Record excerpts
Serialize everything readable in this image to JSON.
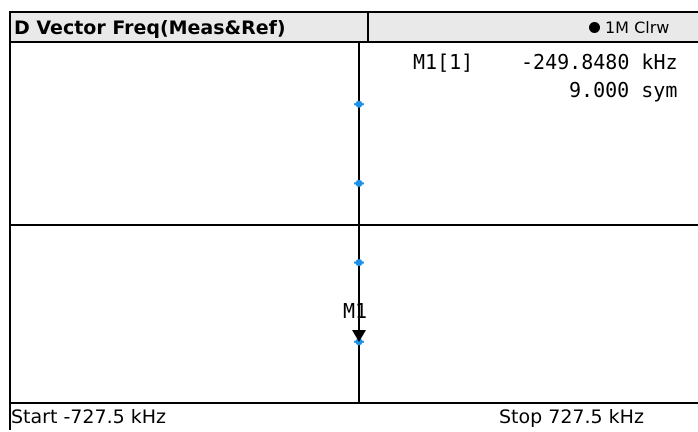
{
  "title": "D Vector Freq(Meas&Ref)",
  "trace_info": "1M Clrw",
  "marker": {
    "name": "M1[1]",
    "value": "-249.8480 kHz",
    "position": "9.000 sym",
    "label": "M1"
  },
  "footer": {
    "start": "Start -727.5 kHz",
    "stop": "Stop 727.5 kHz"
  },
  "chart_data": {
    "type": "scatter",
    "x_range_khz": [
      -727.5,
      727.5
    ],
    "series": [
      {
        "x": [
          -249.848,
          -249.848,
          -249.848,
          -249.848
        ],
        "y_fraction": [
          0.83,
          0.61,
          0.39,
          0.17
        ]
      }
    ],
    "marker_point": {
      "x": -249.848,
      "y_fraction": 0.17
    },
    "colors": {
      "points": "#1e90e6",
      "lines": "#000000",
      "marker": "#000000"
    }
  }
}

Short exercise
Copy out each record shown above without alteration, skipping any picture.

Worked answer
Serialize everything readable in this image to JSON.
{
  "title": "D Vector Freq(Meas&Ref)",
  "trace_info": "1M Clrw",
  "marker": {
    "name": "M1[1]",
    "value": "-249.8480 kHz",
    "position": "9.000 sym",
    "label": "M1"
  },
  "footer": {
    "start": "Start -727.5 kHz",
    "stop": "Stop 727.5 kHz"
  },
  "chart_data": {
    "type": "scatter",
    "x_range_khz": [
      -727.5,
      727.5
    ],
    "series": [
      {
        "x": [
          -249.848,
          -249.848,
          -249.848,
          -249.848
        ],
        "y_fraction": [
          0.83,
          0.61,
          0.39,
          0.17
        ]
      }
    ],
    "marker_point": {
      "x": -249.848,
      "y_fraction": 0.17
    },
    "colors": {
      "points": "#1e90e6",
      "lines": "#000000",
      "marker": "#000000"
    }
  }
}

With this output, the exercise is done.